Return each line containing "爱萌公寓".
-- Start Dataset --
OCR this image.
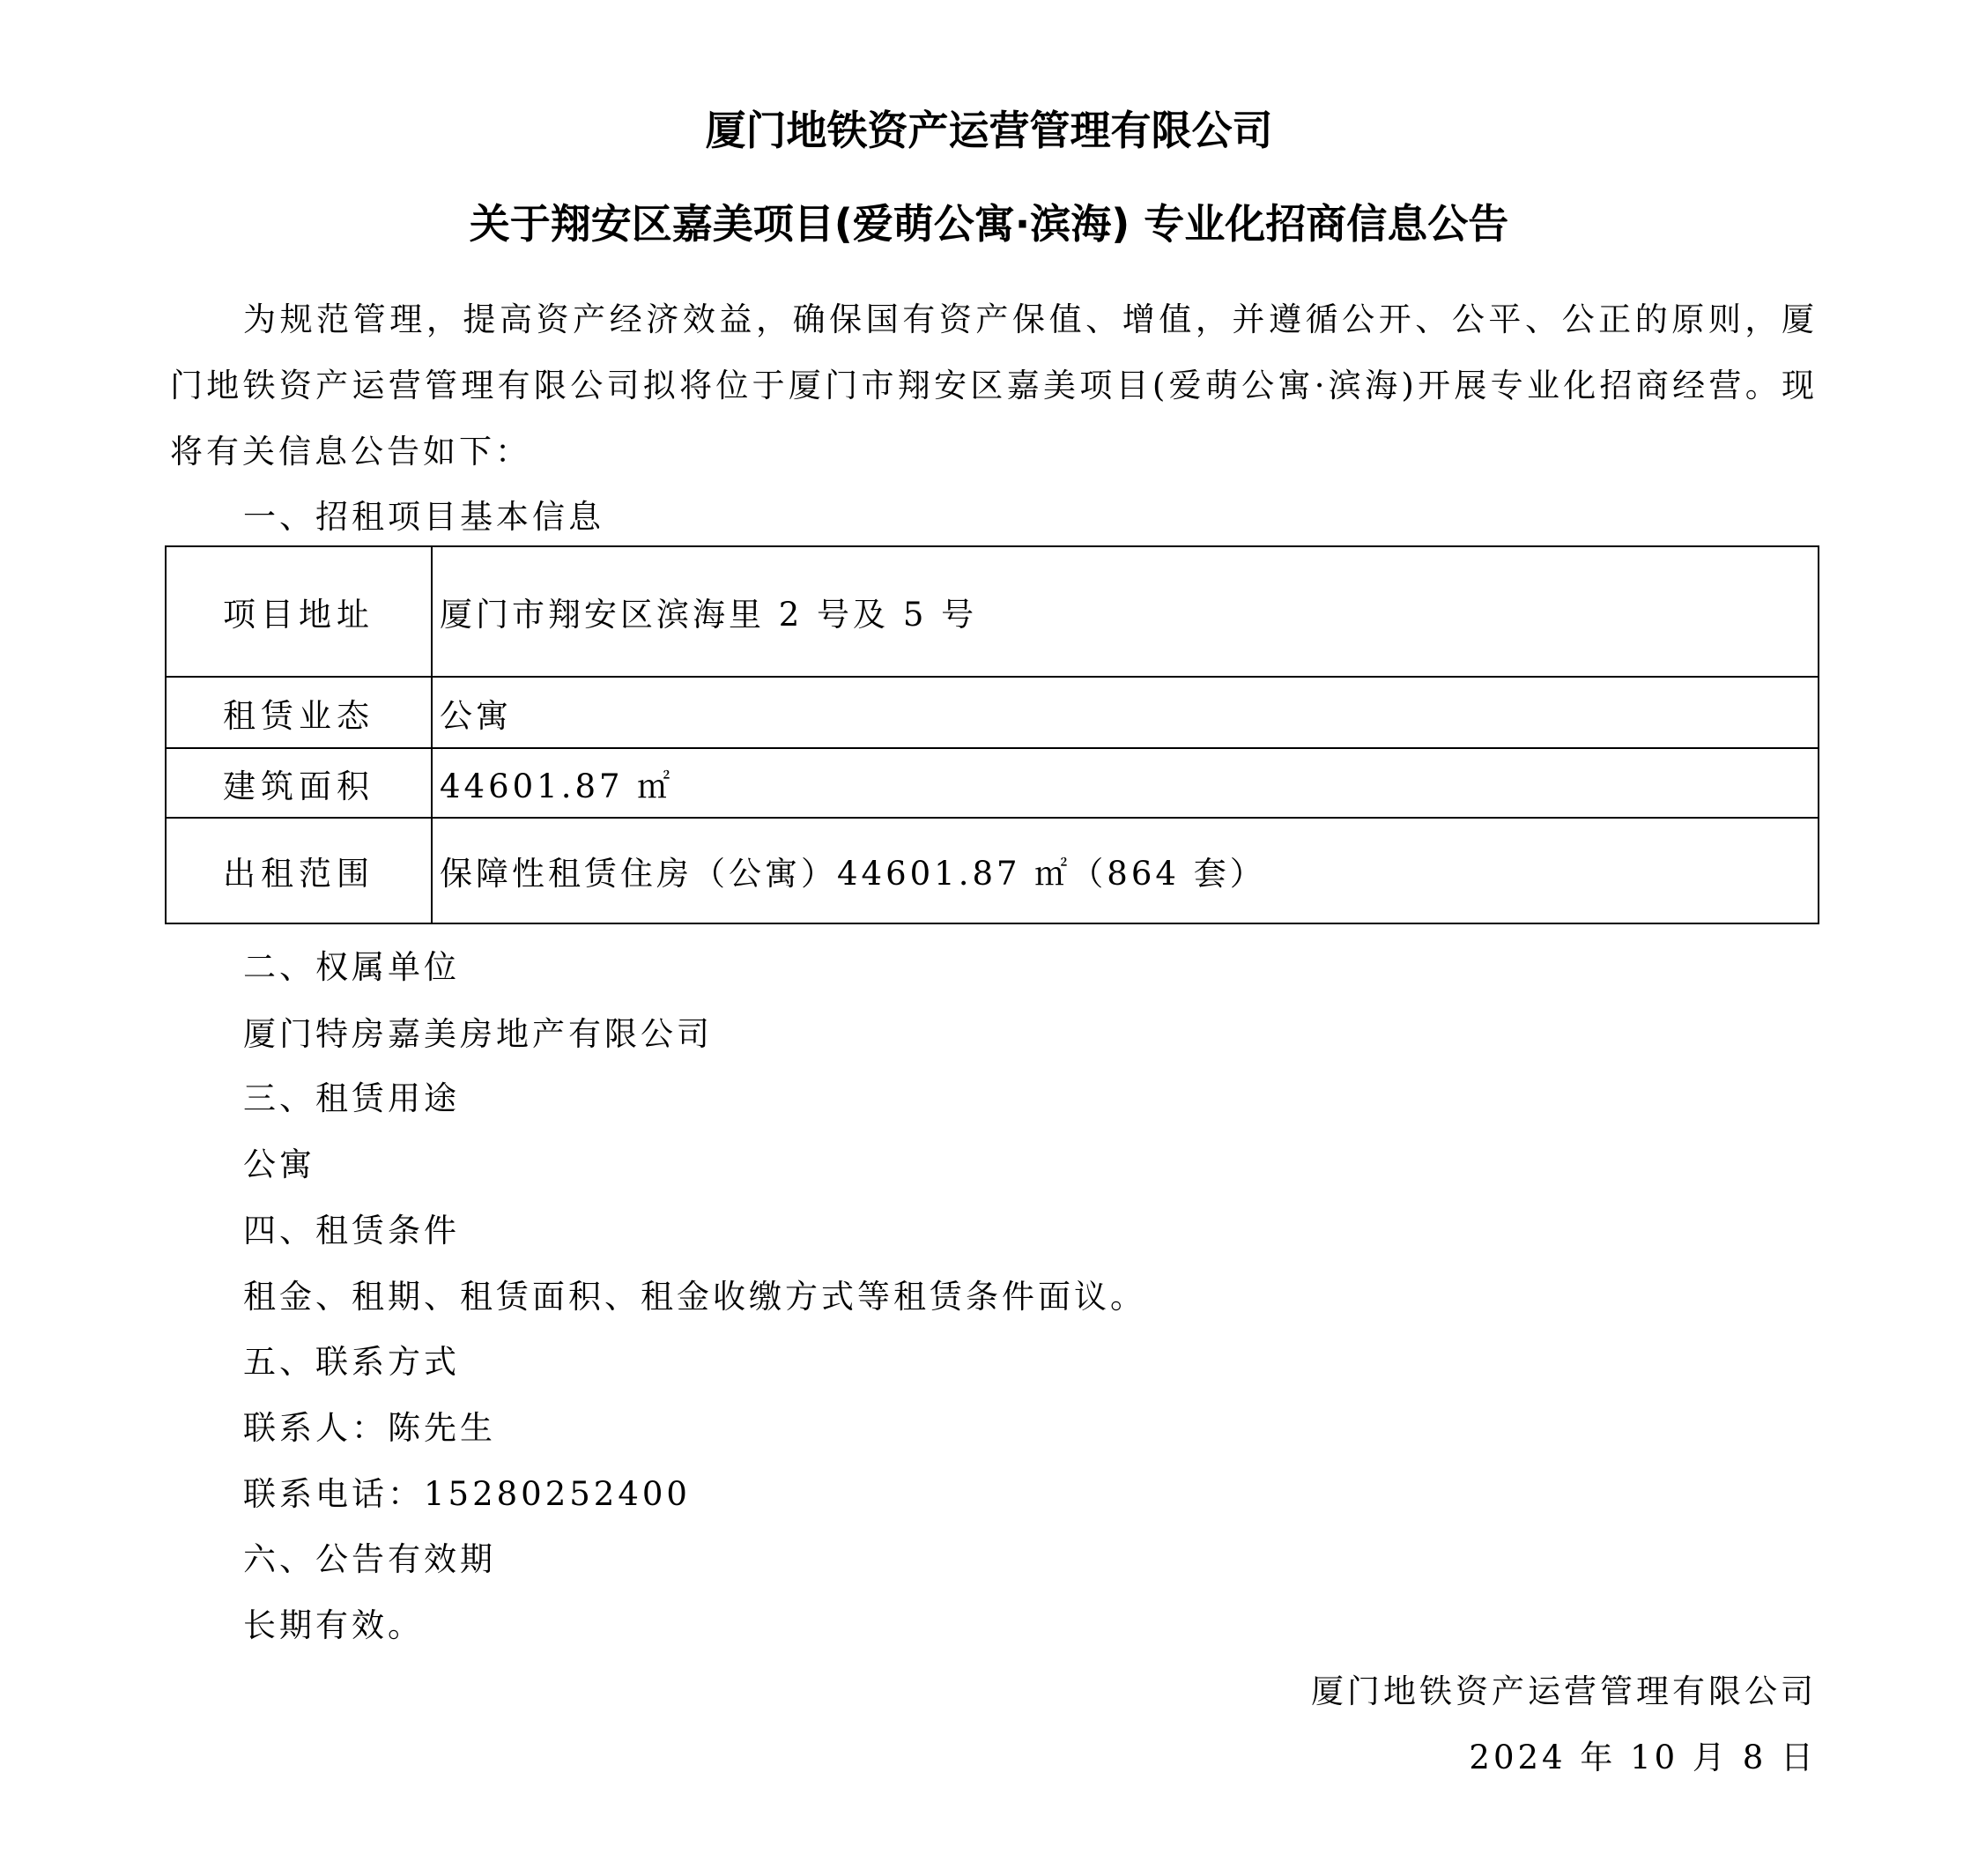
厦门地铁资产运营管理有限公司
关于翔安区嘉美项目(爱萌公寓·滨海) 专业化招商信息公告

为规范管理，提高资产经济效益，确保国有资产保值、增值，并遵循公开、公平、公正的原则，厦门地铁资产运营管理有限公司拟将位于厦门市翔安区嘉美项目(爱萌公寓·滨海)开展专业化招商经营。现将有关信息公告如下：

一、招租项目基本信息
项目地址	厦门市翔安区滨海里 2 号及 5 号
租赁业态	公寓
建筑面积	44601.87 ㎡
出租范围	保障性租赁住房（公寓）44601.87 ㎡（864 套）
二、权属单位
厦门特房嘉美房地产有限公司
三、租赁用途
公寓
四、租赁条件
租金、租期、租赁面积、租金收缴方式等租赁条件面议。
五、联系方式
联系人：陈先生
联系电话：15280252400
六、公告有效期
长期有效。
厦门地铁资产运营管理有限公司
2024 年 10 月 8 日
-- End Dataset --
-- Start Dataset --
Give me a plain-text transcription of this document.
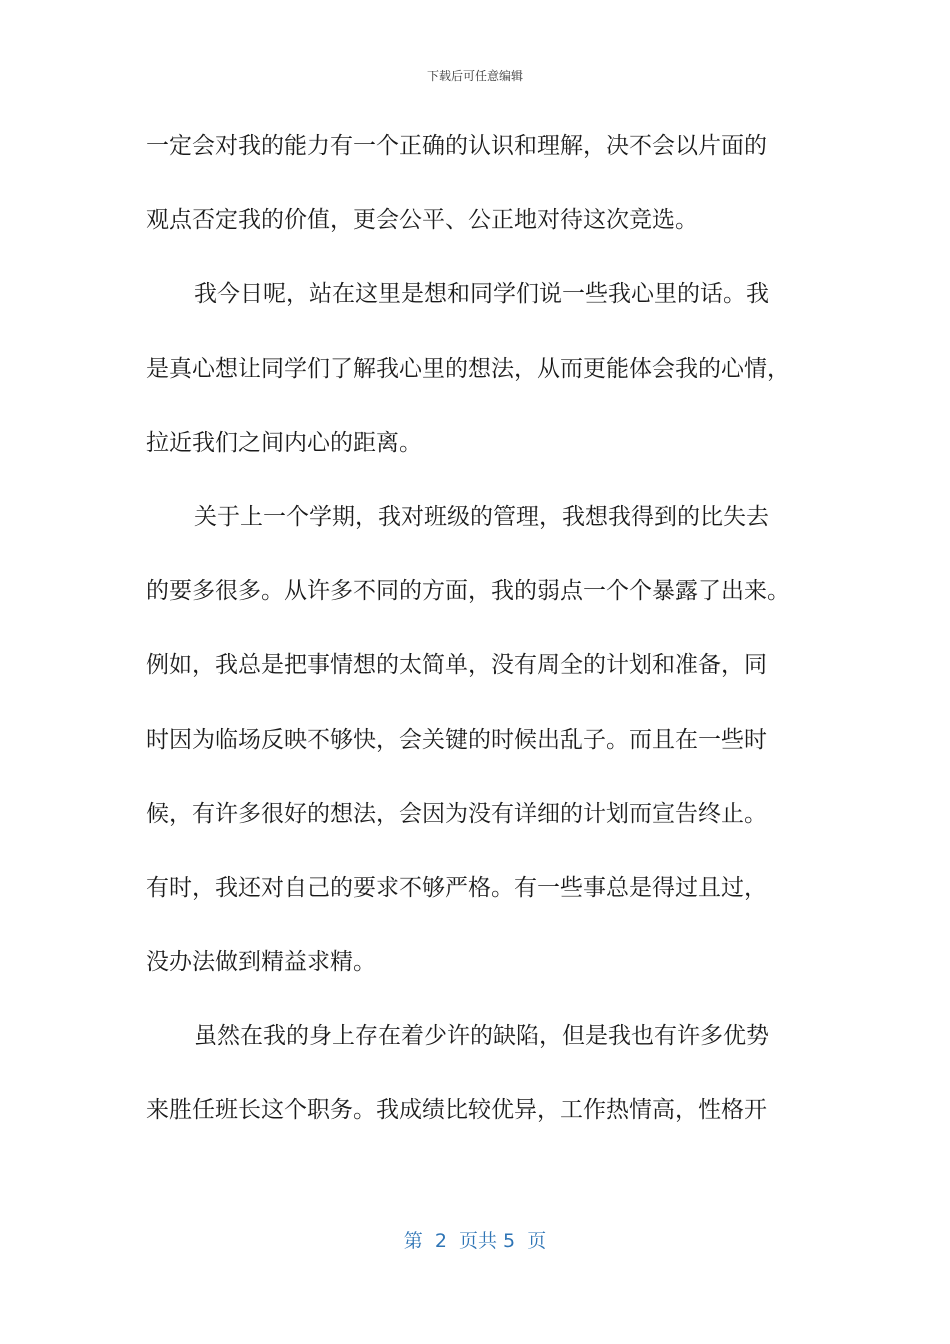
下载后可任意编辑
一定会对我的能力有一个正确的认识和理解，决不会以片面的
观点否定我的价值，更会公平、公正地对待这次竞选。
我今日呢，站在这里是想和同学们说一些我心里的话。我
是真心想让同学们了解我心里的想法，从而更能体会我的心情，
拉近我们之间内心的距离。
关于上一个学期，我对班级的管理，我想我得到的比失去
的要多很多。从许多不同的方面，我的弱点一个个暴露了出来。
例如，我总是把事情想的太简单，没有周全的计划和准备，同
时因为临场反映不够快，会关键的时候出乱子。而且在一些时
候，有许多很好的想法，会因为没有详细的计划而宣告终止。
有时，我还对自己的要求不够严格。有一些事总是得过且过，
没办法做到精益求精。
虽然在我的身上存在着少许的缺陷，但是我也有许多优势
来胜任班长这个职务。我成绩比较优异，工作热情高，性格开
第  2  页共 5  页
-- End Dataset --
**Task solution:**
关于翔安区嘉美项目(爱萌公寓·滨海) 专业化招商信息公告
为规范管理，提高资产经济效益，确保国有资产保值、增值，并遵循公开、公平、公正的原则，厦门地铁资产运营管理有限公司拟将位于厦门市翔安区嘉美项目(爱萌公寓·滨海)开展专业化招商经营。现将有关信息公告如下：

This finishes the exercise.